▶ _REQUEST_
Find the string "color" in the listing and report every line that has it.

▶ _DATASET EXTRACT_
___
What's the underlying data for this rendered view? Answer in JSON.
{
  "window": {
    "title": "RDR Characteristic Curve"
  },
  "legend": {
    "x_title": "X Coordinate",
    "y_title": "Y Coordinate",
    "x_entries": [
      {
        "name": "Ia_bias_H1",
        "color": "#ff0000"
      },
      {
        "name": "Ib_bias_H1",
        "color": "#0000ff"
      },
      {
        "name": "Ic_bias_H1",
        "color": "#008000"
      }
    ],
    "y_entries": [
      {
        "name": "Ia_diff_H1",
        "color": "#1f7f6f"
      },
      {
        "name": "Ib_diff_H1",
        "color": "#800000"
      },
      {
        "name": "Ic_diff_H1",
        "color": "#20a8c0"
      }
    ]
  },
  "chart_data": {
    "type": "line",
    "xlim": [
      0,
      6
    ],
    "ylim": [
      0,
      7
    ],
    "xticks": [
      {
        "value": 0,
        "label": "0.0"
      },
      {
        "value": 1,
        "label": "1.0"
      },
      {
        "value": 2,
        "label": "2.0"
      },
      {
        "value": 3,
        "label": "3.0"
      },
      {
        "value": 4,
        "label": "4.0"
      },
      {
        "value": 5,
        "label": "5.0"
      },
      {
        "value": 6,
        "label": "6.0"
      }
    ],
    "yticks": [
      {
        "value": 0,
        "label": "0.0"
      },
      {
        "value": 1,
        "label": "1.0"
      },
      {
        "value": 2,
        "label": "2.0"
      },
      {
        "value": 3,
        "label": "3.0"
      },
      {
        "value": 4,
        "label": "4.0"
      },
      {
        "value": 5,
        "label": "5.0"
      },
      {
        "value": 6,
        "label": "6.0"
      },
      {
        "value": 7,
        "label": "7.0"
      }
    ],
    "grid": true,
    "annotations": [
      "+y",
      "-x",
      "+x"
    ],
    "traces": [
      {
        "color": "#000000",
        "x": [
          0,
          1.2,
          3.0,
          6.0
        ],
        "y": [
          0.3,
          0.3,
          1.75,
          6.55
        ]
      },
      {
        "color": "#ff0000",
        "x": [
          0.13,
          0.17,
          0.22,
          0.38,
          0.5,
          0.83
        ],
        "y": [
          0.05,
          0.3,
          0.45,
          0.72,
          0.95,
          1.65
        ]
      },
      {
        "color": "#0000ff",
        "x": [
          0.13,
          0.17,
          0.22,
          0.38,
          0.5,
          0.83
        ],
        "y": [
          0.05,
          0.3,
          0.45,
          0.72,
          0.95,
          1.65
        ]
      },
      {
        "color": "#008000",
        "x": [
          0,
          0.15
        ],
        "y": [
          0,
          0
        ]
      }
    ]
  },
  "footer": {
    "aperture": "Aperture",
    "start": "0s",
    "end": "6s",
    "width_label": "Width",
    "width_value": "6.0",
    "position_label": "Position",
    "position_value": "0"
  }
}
___
▶ _FINAL RESULT_
        "color": "#ff0000"
        "color": "#0000ff"
        "color": "#008000"
        "color": "#1f7f6f"
        "color": "#800000"
        "color": "#20a8c0"
        "color": "#000000",
        "color": "#ff0000",
        "color": "#0000ff",
        "color": "#008000",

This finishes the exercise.